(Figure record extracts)
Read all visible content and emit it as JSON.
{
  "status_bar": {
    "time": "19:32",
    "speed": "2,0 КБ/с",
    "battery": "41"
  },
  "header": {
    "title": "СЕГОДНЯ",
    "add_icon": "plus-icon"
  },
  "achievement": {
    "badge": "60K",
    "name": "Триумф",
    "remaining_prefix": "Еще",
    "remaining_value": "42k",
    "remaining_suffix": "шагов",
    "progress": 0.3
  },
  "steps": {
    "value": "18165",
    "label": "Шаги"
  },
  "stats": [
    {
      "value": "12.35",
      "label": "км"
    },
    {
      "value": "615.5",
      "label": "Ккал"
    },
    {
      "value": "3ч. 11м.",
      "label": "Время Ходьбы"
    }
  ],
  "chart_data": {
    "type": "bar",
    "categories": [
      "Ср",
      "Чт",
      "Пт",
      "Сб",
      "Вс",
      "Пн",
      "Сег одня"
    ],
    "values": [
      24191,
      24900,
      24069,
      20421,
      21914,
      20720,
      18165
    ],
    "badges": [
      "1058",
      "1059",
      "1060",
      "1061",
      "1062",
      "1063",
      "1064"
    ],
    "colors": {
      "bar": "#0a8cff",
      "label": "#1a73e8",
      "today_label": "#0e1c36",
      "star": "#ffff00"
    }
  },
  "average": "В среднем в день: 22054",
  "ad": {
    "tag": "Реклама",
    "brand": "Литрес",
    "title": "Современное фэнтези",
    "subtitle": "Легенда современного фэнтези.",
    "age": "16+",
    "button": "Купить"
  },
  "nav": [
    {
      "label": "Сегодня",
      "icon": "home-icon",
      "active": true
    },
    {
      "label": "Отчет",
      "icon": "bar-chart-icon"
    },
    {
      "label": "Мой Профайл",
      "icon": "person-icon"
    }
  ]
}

*Stated task*
Print the entries exactly. Include every one.

*Result of the exercise*
Read all visible content and emit it as JSON.
{
  "status_bar": {
    "time": "19:32",
    "speed": "2,0 КБ/с",
    "battery": "41"
  },
  "header": {
    "title": "СЕГОДНЯ",
    "add_icon": "plus-icon"
  },
  "achievement": {
    "badge": "60K",
    "name": "Триумф",
    "remaining_prefix": "Еще",
    "remaining_value": "42k",
    "remaining_suffix": "шагов",
    "progress": 0.3
  },
  "steps": {
    "value": "18165",
    "label": "Шаги"
  },
  "stats": [
    {
      "value": "12.35",
      "label": "км"
    },
    {
      "value": "615.5",
      "label": "Ккал"
    },
    {
      "value": "3ч. 11м.",
      "label": "Время Ходьбы"
    }
  ],
  "chart_data": {
    "type": "bar",
    "categories": [
      "Ср",
      "Чт",
      "Пт",
      "Сб",
      "Вс",
      "Пн",
      "Сег одня"
    ],
    "values": [
      24191,
      24900,
      24069,
      20421,
      21914,
      20720,
      18165
    ],
    "badges": [
      "1058",
      "1059",
      "1060",
      "1061",
      "1062",
      "1063",
      "1064"
    ],
    "colors": {
      "bar": "#0a8cff",
      "label": "#1a73e8",
      "today_label": "#0e1c36",
      "star": "#ffff00"
    }
  },
  "average": "В среднем в день: 22054",
  "ad": {
    "tag": "Реклама",
    "brand": "Литрес",
    "title": "Современное фэнтези",
    "subtitle": "Легенда современного фэнтези.",
    "age": "16+",
    "button": "Купить"
  },
  "nav": [
    {
      "label": "Сегодня",
      "icon": "home-icon",
      "active": true
    },
    {
      "label": "Отчет",
      "icon": "bar-chart-icon"
    },
    {
      "label": "Мой Профайл",
      "icon": "person-icon"
    }
  ]
}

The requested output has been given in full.